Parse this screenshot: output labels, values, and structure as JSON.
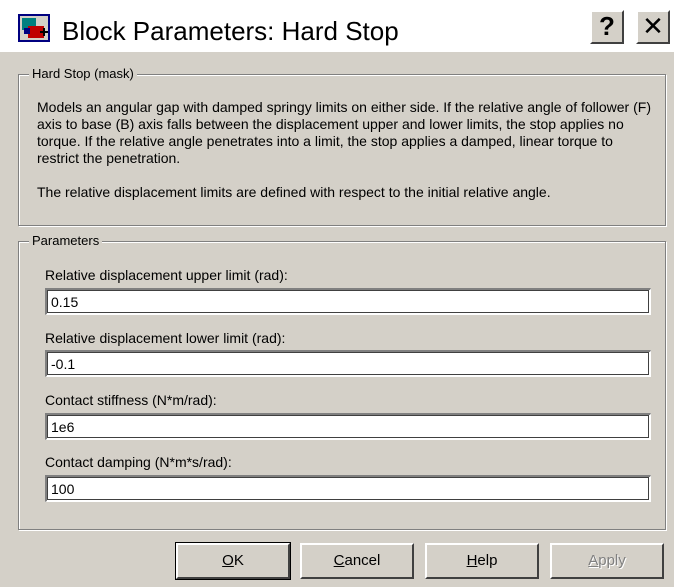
{
  "window": {
    "title": "Block Parameters: Hard Stop",
    "help_glyph": "?",
    "close_glyph": "✕"
  },
  "mask_group": {
    "title": "Hard Stop (mask)",
    "description": "Models an angular gap with damped springy limits on either side. If the relative angle of follower (F) axis to base (B) axis falls between the displacement upper and lower limits, the stop applies no torque. If the relative angle penetrates into a limit, the stop applies a damped, linear torque to restrict the penetration.",
    "note": "The relative displacement limits are defined with respect to the initial relative angle."
  },
  "parameters_group": {
    "title": "Parameters",
    "fields": [
      {
        "label": "Relative displacement upper limit (rad):",
        "value": "0.15"
      },
      {
        "label": "Relative displacement lower limit (rad):",
        "value": "-0.1"
      },
      {
        "label": "Contact stiffness (N*m/rad):",
        "value": "1e6"
      },
      {
        "label": "Contact damping (N*m*s/rad):",
        "value": "100"
      }
    ]
  },
  "buttons": {
    "ok": {
      "mnemonic": "O",
      "rest": "K"
    },
    "cancel": {
      "mnemonic": "C",
      "rest": "ancel"
    },
    "help": {
      "mnemonic": "H",
      "rest": "elp"
    },
    "apply": {
      "mnemonic": "A",
      "rest": "pply",
      "enabled": false
    }
  },
  "icons": {
    "app": "simulink-block-icon",
    "help": "help-question-icon",
    "close": "close-icon"
  }
}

---

Aim of the task: Copy everything in the records above except the pictures, exactly as written.

Final result:
Parse this screenshot: output labels, values, and structure as JSON.
{
  "window": {
    "title": "Block Parameters: Hard Stop",
    "help_glyph": "?",
    "close_glyph": "✕"
  },
  "mask_group": {
    "title": "Hard Stop (mask)",
    "description": "Models an angular gap with damped springy limits on either side. If the relative angle of follower (F) axis to base (B) axis falls between the displacement upper and lower limits, the stop applies no torque. If the relative angle penetrates into a limit, the stop applies a damped, linear torque to restrict the penetration.",
    "note": "The relative displacement limits are defined with respect to the initial relative angle."
  },
  "parameters_group": {
    "title": "Parameters",
    "fields": [
      {
        "label": "Relative displacement upper limit (rad):",
        "value": "0.15"
      },
      {
        "label": "Relative displacement lower limit (rad):",
        "value": "-0.1"
      },
      {
        "label": "Contact stiffness (N*m/rad):",
        "value": "1e6"
      },
      {
        "label": "Contact damping (N*m*s/rad):",
        "value": "100"
      }
    ]
  },
  "buttons": {
    "ok": {
      "mnemonic": "O",
      "rest": "K"
    },
    "cancel": {
      "mnemonic": "C",
      "rest": "ancel"
    },
    "help": {
      "mnemonic": "H",
      "rest": "elp"
    },
    "apply": {
      "mnemonic": "A",
      "rest": "pply",
      "enabled": false
    }
  },
  "icons": {
    "app": "simulink-block-icon",
    "help": "help-question-icon",
    "close": "close-icon"
  }
}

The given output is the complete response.